#### EXTRACTED RECORDS
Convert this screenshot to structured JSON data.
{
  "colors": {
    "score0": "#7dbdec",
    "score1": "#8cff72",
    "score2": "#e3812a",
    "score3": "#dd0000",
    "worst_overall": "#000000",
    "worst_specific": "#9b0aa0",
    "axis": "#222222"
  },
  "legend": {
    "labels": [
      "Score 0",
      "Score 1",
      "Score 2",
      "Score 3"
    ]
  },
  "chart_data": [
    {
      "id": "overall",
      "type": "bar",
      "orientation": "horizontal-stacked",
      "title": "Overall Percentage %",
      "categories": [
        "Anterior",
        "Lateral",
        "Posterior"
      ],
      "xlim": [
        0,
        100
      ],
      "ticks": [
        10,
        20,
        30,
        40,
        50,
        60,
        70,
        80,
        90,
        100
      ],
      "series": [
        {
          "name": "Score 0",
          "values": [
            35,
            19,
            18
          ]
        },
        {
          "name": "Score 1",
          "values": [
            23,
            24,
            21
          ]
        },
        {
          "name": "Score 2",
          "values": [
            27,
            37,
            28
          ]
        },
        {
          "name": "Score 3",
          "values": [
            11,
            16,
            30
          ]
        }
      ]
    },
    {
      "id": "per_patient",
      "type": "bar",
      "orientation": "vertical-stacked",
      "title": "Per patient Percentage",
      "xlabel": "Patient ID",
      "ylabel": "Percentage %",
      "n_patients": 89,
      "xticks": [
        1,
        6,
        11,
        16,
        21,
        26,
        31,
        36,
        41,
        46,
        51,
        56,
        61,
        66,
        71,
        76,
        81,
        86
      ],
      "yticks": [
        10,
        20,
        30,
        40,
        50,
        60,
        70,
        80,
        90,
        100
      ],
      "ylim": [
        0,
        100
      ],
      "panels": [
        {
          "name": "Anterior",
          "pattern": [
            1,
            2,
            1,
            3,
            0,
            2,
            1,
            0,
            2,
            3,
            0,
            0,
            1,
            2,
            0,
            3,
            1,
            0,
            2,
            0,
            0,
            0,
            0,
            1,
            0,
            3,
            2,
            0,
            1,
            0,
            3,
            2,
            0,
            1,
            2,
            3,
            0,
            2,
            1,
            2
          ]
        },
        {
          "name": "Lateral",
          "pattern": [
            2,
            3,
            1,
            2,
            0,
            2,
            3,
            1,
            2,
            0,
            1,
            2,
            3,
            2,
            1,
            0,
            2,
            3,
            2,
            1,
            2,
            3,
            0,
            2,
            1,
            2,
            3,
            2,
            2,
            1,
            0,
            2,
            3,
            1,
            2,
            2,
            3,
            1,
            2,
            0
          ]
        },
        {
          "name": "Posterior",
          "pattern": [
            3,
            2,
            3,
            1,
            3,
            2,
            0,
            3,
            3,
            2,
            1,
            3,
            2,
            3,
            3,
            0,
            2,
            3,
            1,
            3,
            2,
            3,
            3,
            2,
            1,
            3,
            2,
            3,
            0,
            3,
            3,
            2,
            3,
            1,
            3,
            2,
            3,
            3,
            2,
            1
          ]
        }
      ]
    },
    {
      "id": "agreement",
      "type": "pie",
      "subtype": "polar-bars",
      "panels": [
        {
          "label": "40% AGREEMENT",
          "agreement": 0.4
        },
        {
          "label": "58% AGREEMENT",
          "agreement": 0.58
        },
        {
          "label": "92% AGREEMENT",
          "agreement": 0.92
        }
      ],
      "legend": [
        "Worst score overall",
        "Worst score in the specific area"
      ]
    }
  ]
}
* * *
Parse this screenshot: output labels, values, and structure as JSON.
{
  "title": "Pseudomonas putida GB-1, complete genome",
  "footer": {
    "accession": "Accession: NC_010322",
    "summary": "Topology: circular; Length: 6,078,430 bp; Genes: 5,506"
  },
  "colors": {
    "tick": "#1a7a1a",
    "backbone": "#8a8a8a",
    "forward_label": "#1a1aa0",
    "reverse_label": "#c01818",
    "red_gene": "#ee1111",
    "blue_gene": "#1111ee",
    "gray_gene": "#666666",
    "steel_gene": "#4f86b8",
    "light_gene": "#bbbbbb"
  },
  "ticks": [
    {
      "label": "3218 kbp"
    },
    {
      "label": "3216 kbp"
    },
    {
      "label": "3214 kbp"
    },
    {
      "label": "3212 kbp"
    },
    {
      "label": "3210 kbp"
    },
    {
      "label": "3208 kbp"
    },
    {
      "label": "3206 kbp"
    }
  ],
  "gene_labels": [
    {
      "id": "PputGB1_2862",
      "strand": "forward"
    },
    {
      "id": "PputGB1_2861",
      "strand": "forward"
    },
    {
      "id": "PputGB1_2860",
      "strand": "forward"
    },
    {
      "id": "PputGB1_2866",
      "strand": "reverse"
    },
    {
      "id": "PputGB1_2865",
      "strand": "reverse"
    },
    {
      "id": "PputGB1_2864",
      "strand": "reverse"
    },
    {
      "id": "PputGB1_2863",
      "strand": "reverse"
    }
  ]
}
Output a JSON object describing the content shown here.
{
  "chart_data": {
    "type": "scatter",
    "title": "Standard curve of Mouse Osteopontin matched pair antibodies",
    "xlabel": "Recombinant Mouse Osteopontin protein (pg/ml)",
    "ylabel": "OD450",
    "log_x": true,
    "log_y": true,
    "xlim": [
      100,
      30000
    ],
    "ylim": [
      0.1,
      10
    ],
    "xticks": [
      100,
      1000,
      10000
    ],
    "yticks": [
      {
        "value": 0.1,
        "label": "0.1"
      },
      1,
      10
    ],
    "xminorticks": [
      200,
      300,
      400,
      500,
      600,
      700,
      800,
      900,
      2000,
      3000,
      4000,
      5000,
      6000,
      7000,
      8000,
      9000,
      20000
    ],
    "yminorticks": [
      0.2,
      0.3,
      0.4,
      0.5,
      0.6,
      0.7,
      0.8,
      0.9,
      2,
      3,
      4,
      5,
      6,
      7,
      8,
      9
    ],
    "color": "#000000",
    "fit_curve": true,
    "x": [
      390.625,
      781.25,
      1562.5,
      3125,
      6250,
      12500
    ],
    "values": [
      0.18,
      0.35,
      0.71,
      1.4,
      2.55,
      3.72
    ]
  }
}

#### WHAT YOU WILL DO
All lines in the listing above that contain "stacked" should be shown.

#### SOLUTION BELOW
      "orientation": "horizontal-stacked",
      "orientation": "vertical-stacked",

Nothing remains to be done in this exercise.